» WHAT YOU HAVE TO DO:
Retype the whole listing verbatim and keep the pictures out of it.

» DATA LINES:
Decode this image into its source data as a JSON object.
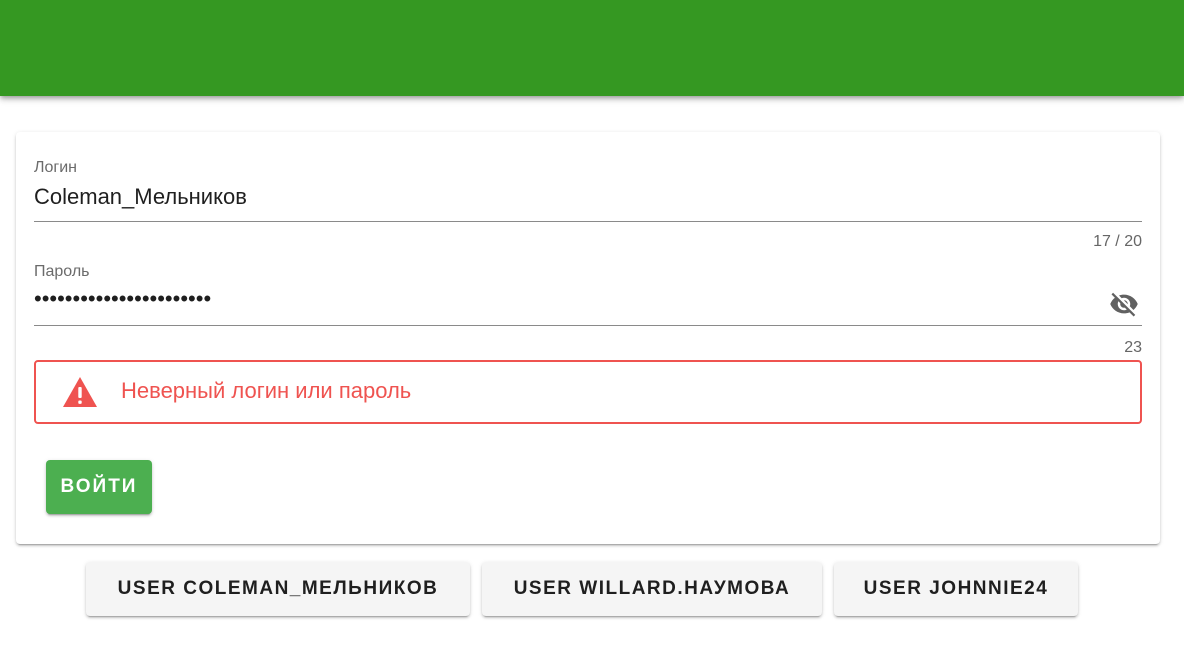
{
  "header": {
    "bg_color": "#359822"
  },
  "form": {
    "login": {
      "label": "Логин",
      "value": "Coleman_Мельников",
      "counter": "17 / 20"
    },
    "password": {
      "label": "Пароль",
      "masked_value": "•••••••••••••••••••••••",
      "counter": "23",
      "toggle_icon": "eye-off-icon"
    },
    "error": {
      "icon": "warning-icon",
      "message": "Неверный логин или пароль",
      "color": "#ef5350"
    },
    "submit_label": "ВОЙТИ",
    "submit_color": "#4caf50"
  },
  "quick_users": [
    {
      "label": "USER COLEMAN_МЕЛЬНИКОВ"
    },
    {
      "label": "USER WILLARD.НАУМОВА"
    },
    {
      "label": "USER JOHNNIE24"
    }
  ]
}
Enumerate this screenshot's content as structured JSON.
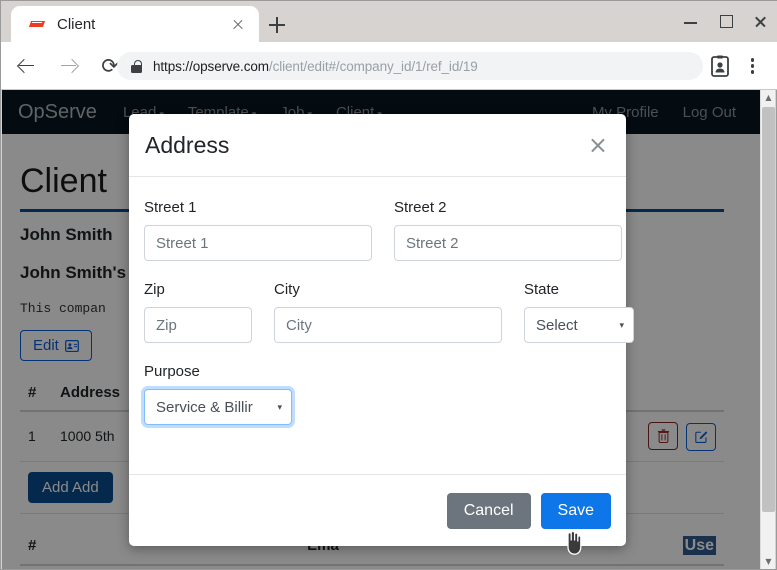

» RESULT OF THIS EXERCISE:
Decode this image into its source data as a JSON object.
{
  "header": {
    "bg_color": "#359822"
  },
  "form": {
    "login": {
      "label": "Логин",
      "value": "Coleman_Мельников",
      "counter": "17 / 20"
    },
    "password": {
      "label": "Пароль",
      "masked_value": "•••••••••••••••••••••••",
      "counter": "23",
      "toggle_icon": "eye-off-icon"
    },
    "error": {
      "icon": "warning-icon",
      "message": "Неверный логин или пароль",
      "color": "#ef5350"
    },
    "submit_label": "ВОЙТИ",
    "submit_color": "#4caf50"
  },
  "quick_users": [
    {
      "label": "USER COLEMAN_МЕЛЬНИКОВ"
    },
    {
      "label": "USER WILLARD.НАУМОВА"
    },
    {
      "label": "USER JOHNNIE24"
    }
  ]
}
Enumerate this screenshot's content as structured JSON.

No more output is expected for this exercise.